Goal: Type every record exactly as it appears.

Input records:
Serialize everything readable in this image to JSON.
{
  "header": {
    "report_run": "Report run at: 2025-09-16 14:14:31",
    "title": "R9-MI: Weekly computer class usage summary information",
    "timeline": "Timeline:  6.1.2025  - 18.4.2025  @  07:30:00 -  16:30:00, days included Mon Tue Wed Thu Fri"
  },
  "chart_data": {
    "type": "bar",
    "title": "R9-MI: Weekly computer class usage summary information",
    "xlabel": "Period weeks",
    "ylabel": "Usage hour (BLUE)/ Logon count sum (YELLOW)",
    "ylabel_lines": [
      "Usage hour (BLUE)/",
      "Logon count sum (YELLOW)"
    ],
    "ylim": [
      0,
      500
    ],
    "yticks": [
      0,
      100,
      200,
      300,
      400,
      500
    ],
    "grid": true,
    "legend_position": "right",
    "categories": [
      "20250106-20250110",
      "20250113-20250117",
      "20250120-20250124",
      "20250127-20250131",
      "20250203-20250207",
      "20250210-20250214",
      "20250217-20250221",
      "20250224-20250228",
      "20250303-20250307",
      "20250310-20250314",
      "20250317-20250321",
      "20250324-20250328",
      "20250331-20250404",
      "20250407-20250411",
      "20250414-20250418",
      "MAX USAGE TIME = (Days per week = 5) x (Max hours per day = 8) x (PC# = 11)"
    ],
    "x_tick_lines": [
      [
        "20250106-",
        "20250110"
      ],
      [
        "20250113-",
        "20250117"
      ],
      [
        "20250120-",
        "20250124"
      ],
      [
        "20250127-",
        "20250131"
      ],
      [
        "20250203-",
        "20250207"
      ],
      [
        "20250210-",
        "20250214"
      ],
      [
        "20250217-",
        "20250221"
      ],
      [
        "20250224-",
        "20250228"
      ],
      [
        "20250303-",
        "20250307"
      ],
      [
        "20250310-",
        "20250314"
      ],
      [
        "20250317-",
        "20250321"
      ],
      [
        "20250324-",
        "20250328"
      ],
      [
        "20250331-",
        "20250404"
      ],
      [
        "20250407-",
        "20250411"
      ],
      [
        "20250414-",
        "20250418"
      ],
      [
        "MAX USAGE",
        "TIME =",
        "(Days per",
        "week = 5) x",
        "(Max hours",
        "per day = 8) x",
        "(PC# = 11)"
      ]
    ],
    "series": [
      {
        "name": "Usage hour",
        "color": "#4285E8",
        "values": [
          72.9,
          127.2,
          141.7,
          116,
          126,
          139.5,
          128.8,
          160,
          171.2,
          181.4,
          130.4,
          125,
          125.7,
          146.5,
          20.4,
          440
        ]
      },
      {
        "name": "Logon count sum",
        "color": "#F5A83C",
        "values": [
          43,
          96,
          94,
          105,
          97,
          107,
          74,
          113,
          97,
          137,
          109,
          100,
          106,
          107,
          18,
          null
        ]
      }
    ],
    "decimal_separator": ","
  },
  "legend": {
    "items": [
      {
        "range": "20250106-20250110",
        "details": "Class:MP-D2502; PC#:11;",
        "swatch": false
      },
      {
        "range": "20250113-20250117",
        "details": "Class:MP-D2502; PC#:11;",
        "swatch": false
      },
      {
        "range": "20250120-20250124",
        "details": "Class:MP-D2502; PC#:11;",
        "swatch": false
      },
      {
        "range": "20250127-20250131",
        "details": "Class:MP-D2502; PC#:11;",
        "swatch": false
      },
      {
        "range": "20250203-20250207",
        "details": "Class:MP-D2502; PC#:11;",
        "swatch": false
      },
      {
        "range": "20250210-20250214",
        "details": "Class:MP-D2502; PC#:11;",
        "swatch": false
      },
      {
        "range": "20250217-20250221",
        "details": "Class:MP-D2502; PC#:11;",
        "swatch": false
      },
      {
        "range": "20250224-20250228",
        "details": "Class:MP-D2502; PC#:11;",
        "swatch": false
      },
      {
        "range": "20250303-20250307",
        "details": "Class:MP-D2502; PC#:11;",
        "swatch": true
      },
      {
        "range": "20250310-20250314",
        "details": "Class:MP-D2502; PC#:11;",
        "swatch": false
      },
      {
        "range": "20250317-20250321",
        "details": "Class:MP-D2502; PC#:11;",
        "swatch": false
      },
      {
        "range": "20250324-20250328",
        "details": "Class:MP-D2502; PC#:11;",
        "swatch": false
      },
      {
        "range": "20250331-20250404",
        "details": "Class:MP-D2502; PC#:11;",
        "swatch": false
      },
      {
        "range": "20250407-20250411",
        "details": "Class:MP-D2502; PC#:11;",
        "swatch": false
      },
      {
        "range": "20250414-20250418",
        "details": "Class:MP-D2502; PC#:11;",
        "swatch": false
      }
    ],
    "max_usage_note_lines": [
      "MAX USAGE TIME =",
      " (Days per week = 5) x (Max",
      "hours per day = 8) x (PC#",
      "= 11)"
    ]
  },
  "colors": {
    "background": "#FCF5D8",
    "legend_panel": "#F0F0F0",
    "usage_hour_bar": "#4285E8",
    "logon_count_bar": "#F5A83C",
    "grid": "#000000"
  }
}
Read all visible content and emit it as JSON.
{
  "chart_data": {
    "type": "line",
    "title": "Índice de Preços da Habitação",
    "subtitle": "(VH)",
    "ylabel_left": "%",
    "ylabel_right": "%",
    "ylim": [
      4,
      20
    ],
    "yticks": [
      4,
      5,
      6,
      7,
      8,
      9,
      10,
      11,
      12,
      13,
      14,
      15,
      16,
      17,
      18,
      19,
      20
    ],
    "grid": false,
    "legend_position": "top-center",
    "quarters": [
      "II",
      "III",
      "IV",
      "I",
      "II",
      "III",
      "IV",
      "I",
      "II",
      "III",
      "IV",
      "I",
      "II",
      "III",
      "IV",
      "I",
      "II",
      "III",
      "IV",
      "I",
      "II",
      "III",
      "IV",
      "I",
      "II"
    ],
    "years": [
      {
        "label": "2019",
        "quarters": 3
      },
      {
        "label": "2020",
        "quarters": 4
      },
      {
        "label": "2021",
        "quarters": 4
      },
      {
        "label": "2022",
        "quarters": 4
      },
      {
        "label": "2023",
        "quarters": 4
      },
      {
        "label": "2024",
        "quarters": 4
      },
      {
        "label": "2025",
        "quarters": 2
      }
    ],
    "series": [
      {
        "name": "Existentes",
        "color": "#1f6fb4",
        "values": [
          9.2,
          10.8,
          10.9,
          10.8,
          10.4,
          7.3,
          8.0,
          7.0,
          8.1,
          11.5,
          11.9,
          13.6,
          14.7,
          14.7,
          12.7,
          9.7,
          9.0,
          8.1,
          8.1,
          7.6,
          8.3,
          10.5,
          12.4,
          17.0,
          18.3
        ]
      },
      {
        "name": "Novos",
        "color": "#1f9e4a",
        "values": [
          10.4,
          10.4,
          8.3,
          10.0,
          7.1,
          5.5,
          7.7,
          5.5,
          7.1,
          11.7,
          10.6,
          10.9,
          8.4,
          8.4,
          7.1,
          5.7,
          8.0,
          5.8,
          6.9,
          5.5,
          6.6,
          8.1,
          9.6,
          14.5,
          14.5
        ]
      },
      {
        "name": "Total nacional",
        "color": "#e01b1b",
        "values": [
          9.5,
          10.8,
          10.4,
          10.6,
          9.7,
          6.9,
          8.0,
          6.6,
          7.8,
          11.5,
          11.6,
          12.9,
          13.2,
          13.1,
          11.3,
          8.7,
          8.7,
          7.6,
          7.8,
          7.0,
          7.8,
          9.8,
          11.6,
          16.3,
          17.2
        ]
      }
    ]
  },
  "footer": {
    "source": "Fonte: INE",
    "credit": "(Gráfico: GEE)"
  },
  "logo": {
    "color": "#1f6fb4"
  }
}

Full solution:
Serialize everything readable in this image to JSON.
{
  "header": {
    "report_run": "Report run at: 2025-09-16 14:14:31",
    "title": "R9-MI: Weekly computer class usage summary information",
    "timeline": "Timeline:  6.1.2025  - 18.4.2025  @  07:30:00 -  16:30:00, days included Mon Tue Wed Thu Fri"
  },
  "chart_data": {
    "type": "bar",
    "title": "R9-MI: Weekly computer class usage summary information",
    "xlabel": "Period weeks",
    "ylabel": "Usage hour (BLUE)/ Logon count sum (YELLOW)",
    "ylabel_lines": [
      "Usage hour (BLUE)/",
      "Logon count sum (YELLOW)"
    ],
    "ylim": [
      0,
      500
    ],
    "yticks": [
      0,
      100,
      200,
      300,
      400,
      500
    ],
    "grid": true,
    "legend_position": "right",
    "categories": [
      "20250106-20250110",
      "20250113-20250117",
      "20250120-20250124",
      "20250127-20250131",
      "20250203-20250207",
      "20250210-20250214",
      "20250217-20250221",
      "20250224-20250228",
      "20250303-20250307",
      "20250310-20250314",
      "20250317-20250321",
      "20250324-20250328",
      "20250331-20250404",
      "20250407-20250411",
      "20250414-20250418",
      "MAX USAGE TIME = (Days per week = 5) x (Max hours per day = 8) x (PC# = 11)"
    ],
    "x_tick_lines": [
      [
        "20250106-",
        "20250110"
      ],
      [
        "20250113-",
        "20250117"
      ],
      [
        "20250120-",
        "20250124"
      ],
      [
        "20250127-",
        "20250131"
      ],
      [
        "20250203-",
        "20250207"
      ],
      [
        "20250210-",
        "20250214"
      ],
      [
        "20250217-",
        "20250221"
      ],
      [
        "20250224-",
        "20250228"
      ],
      [
        "20250303-",
        "20250307"
      ],
      [
        "20250310-",
        "20250314"
      ],
      [
        "20250317-",
        "20250321"
      ],
      [
        "20250324-",
        "20250328"
      ],
      [
        "20250331-",
        "20250404"
      ],
      [
        "20250407-",
        "20250411"
      ],
      [
        "20250414-",
        "20250418"
      ],
      [
        "MAX USAGE",
        "TIME =",
        "(Days per",
        "week = 5) x",
        "(Max hours",
        "per day = 8) x",
        "(PC# = 11)"
      ]
    ],
    "series": [
      {
        "name": "Usage hour",
        "color": "#4285E8",
        "values": [
          72.9,
          127.2,
          141.7,
          116,
          126,
          139.5,
          128.8,
          160,
          171.2,
          181.4,
          130.4,
          125,
          125.7,
          146.5,
          20.4,
          440
        ]
      },
      {
        "name": "Logon count sum",
        "color": "#F5A83C",
        "values": [
          43,
          96,
          94,
          105,
          97,
          107,
          74,
          113,
          97,
          137,
          109,
          100,
          106,
          107,
          18,
          null
        ]
      }
    ],
    "decimal_separator": ","
  },
  "legend": {
    "items": [
      {
        "range": "20250106-20250110",
        "details": "Class:MP-D2502; PC#:11;",
        "swatch": false
      },
      {
        "range": "20250113-20250117",
        "details": "Class:MP-D2502; PC#:11;",
        "swatch": false
      },
      {
        "range": "20250120-20250124",
        "details": "Class:MP-D2502; PC#:11;",
        "swatch": false
      },
      {
        "range": "20250127-20250131",
        "details": "Class:MP-D2502; PC#:11;",
        "swatch": false
      },
      {
        "range": "20250203-20250207",
        "details": "Class:MP-D2502; PC#:11;",
        "swatch": false
      },
      {
        "range": "20250210-20250214",
        "details": "Class:MP-D2502; PC#:11;",
        "swatch": false
      },
      {
        "range": "20250217-20250221",
        "details": "Class:MP-D2502; PC#:11;",
        "swatch": false
      },
      {
        "range": "20250224-20250228",
        "details": "Class:MP-D2502; PC#:11;",
        "swatch": false
      },
      {
        "range": "20250303-20250307",
        "details": "Class:MP-D2502; PC#:11;",
        "swatch": true
      },
      {
        "range": "20250310-20250314",
        "details": "Class:MP-D2502; PC#:11;",
        "swatch": false
      },
      {
        "range": "20250317-20250321",
        "details": "Class:MP-D2502; PC#:11;",
        "swatch": false
      },
      {
        "range": "20250324-20250328",
        "details": "Class:MP-D2502; PC#:11;",
        "swatch": false
      },
      {
        "range": "20250331-20250404",
        "details": "Class:MP-D2502; PC#:11;",
        "swatch": false
      },
      {
        "range": "20250407-20250411",
        "details": "Class:MP-D2502; PC#:11;",
        "swatch": false
      },
      {
        "range": "20250414-20250418",
        "details": "Class:MP-D2502; PC#:11;",
        "swatch": false
      }
    ],
    "max_usage_note_lines": [
      "MAX USAGE TIME =",
      " (Days per week = 5) x (Max",
      "hours per day = 8) x (PC#",
      "= 11)"
    ]
  },
  "colors": {
    "background": "#FCF5D8",
    "legend_panel": "#F0F0F0",
    "usage_hour_bar": "#4285E8",
    "logon_count_bar": "#F5A83C",
    "grid": "#000000"
  }
}
Read all visible content and emit it as JSON.
{
  "chart_data": {
    "type": "line",
    "title": "Índice de Preços da Habitação",
    "subtitle": "(VH)",
    "ylabel_left": "%",
    "ylabel_right": "%",
    "ylim": [
      4,
      20
    ],
    "yticks": [
      4,
      5,
      6,
      7,
      8,
      9,
      10,
      11,
      12,
      13,
      14,
      15,
      16,
      17,
      18,
      19,
      20
    ],
    "grid": false,
    "legend_position": "top-center",
    "quarters": [
      "II",
      "III",
      "IV",
      "I",
      "II",
      "III",
      "IV",
      "I",
      "II",
      "III",
      "IV",
      "I",
      "II",
      "III",
      "IV",
      "I",
      "II",
      "III",
      "IV",
      "I",
      "II",
      "III",
      "IV",
      "I",
      "II"
    ],
    "years": [
      {
        "label": "2019",
        "quarters": 3
      },
      {
        "label": "2020",
        "quarters": 4
      },
      {
        "label": "2021",
        "quarters": 4
      },
      {
        "label": "2022",
        "quarters": 4
      },
      {
        "label": "2023",
        "quarters": 4
      },
      {
        "label": "2024",
        "quarters": 4
      },
      {
        "label": "2025",
        "quarters": 2
      }
    ],
    "series": [
      {
        "name": "Existentes",
        "color": "#1f6fb4",
        "values": [
          9.2,
          10.8,
          10.9,
          10.8,
          10.4,
          7.3,
          8.0,
          7.0,
          8.1,
          11.5,
          11.9,
          13.6,
          14.7,
          14.7,
          12.7,
          9.7,
          9.0,
          8.1,
          8.1,
          7.6,
          8.3,
          10.5,
          12.4,
          17.0,
          18.3
        ]
      },
      {
        "name": "Novos",
        "color": "#1f9e4a",
        "values": [
          10.4,
          10.4,
          8.3,
          10.0,
          7.1,
          5.5,
          7.7,
          5.5,
          7.1,
          11.7,
          10.6,
          10.9,
          8.4,
          8.4,
          7.1,
          5.7,
          8.0,
          5.8,
          6.9,
          5.5,
          6.6,
          8.1,
          9.6,
          14.5,
          14.5
        ]
      },
      {
        "name": "Total nacional",
        "color": "#e01b1b",
        "values": [
          9.5,
          10.8,
          10.4,
          10.6,
          9.7,
          6.9,
          8.0,
          6.6,
          7.8,
          11.5,
          11.6,
          12.9,
          13.2,
          13.1,
          11.3,
          8.7,
          8.7,
          7.6,
          7.8,
          7.0,
          7.8,
          9.8,
          11.6,
          16.3,
          17.2
        ]
      }
    ]
  },
  "footer": {
    "source": "Fonte: INE",
    "credit": "(Gráfico: GEE)"
  },
  "logo": {
    "color": "#1f6fb4"
  }
}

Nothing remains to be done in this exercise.